→ WHAT THE TASK REQUIRES
Below is a block of records. Copy every line in it that contains the word "services".

Saved entries:
↓↓↓

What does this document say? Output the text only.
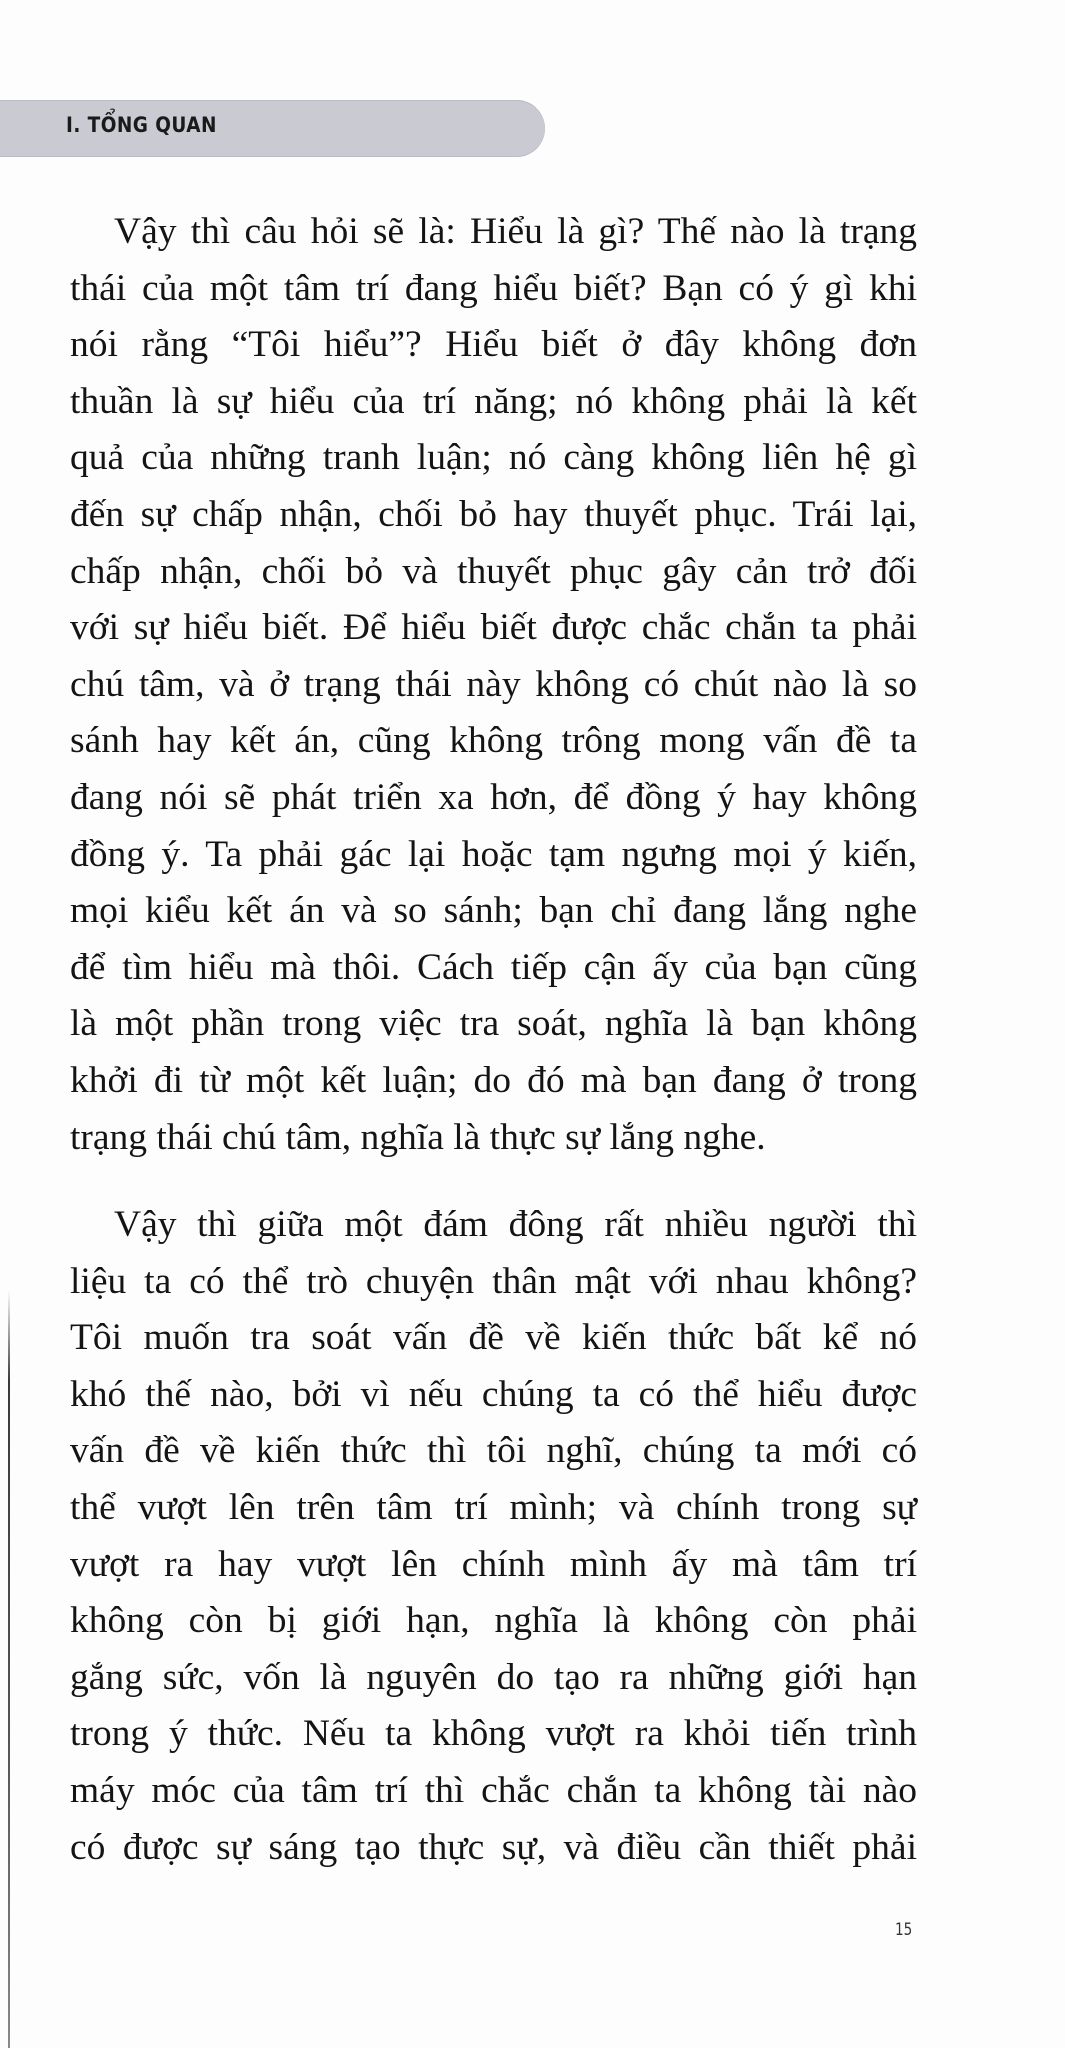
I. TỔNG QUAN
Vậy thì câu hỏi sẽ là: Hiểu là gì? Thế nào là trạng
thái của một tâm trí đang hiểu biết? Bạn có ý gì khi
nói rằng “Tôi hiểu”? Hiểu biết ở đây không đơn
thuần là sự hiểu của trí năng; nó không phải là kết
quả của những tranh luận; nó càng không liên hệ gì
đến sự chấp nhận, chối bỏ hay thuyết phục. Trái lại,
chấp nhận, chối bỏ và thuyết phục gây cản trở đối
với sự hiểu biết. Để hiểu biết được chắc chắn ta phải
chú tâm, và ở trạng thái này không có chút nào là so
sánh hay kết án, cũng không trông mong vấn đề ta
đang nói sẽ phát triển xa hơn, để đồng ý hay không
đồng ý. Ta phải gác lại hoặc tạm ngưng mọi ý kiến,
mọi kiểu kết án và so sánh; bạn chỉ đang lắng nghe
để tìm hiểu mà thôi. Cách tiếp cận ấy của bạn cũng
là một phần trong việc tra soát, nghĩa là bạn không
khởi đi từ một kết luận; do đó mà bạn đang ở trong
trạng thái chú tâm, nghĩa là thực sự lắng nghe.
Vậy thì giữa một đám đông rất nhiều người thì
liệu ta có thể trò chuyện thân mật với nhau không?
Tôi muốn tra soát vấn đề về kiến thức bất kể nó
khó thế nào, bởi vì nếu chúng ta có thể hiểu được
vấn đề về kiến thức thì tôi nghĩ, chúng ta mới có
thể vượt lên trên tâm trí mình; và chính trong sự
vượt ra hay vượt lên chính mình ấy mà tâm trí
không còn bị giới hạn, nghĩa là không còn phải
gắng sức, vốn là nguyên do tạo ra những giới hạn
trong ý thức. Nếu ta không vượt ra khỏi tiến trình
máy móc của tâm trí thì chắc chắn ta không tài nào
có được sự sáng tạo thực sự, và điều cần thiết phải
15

↑↑↑
↓↓↓

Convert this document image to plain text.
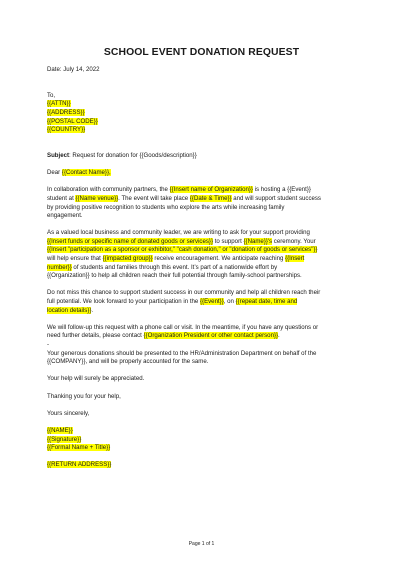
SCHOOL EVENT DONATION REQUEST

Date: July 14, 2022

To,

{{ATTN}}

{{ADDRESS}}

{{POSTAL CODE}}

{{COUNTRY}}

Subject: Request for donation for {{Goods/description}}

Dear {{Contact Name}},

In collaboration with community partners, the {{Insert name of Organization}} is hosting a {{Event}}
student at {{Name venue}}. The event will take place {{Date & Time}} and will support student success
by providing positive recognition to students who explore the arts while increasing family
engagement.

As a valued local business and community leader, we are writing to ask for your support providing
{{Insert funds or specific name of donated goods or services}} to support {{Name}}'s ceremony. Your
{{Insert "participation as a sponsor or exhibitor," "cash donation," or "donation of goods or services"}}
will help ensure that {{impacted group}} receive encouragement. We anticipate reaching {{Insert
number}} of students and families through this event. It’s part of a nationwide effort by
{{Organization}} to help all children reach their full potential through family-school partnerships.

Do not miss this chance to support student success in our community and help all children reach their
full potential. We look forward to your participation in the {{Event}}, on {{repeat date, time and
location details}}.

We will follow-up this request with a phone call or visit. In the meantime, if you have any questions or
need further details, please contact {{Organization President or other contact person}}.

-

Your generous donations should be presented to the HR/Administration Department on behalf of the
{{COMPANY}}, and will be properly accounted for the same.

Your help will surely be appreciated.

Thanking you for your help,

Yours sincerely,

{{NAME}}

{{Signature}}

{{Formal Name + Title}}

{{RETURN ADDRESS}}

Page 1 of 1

↑↑↑

→ ANSWER FOR THIS EXERCISE
{{Insert funds or specific name of donated goods or services}} to support {{Name}}'s ceremony. Your
{{Insert "participation as a sponsor or exhibitor," "cash donation," or "donation of goods or services"}}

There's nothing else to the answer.